**TASK OBJECTIVE**
From the entries below, copy every line holding the word "NURUSSALAM".

Records from a dataset
--

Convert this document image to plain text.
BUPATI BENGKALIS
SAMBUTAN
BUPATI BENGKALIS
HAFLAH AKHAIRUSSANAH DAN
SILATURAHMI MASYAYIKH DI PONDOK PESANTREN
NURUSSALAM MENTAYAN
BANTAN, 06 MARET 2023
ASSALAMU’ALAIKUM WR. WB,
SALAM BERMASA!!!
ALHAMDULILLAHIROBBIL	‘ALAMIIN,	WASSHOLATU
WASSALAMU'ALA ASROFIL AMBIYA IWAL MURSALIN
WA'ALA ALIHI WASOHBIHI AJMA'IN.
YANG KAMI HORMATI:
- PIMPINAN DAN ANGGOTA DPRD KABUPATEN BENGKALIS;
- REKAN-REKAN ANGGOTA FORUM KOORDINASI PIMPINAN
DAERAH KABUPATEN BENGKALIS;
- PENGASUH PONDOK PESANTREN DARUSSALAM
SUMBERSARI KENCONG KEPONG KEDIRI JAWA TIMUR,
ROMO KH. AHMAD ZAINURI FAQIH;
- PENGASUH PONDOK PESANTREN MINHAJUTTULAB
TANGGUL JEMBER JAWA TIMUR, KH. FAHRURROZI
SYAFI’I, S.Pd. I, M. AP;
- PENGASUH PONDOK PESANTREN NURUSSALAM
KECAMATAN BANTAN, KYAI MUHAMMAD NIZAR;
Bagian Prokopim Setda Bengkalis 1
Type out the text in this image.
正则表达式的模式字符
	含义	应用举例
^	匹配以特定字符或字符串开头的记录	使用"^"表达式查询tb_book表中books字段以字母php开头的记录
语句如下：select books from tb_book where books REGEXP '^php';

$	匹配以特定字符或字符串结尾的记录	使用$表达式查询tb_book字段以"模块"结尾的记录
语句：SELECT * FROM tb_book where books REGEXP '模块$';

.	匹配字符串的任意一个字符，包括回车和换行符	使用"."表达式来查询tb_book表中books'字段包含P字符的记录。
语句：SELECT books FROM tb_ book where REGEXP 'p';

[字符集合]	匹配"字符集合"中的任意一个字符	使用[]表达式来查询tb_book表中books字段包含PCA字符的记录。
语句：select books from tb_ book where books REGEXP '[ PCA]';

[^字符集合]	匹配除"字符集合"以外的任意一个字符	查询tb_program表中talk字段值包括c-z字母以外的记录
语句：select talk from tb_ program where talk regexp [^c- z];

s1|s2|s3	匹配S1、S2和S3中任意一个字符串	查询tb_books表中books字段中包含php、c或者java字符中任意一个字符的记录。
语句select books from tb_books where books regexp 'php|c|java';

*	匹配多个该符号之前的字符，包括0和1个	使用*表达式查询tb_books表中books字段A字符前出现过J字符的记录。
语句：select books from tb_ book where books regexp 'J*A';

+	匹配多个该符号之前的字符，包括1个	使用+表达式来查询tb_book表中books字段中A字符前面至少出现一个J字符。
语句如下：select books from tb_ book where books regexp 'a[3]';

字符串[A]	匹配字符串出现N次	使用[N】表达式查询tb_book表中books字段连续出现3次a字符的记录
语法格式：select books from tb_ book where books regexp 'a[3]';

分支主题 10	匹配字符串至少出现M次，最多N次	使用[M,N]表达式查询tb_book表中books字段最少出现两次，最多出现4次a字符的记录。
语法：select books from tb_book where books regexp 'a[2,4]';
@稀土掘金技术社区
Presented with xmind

--

**RESPONSE TO THIS EXERCISE**
NURUSSALAM MENTAYAN
- PENGASUH PONDOK PESANTREN NURUSSALAM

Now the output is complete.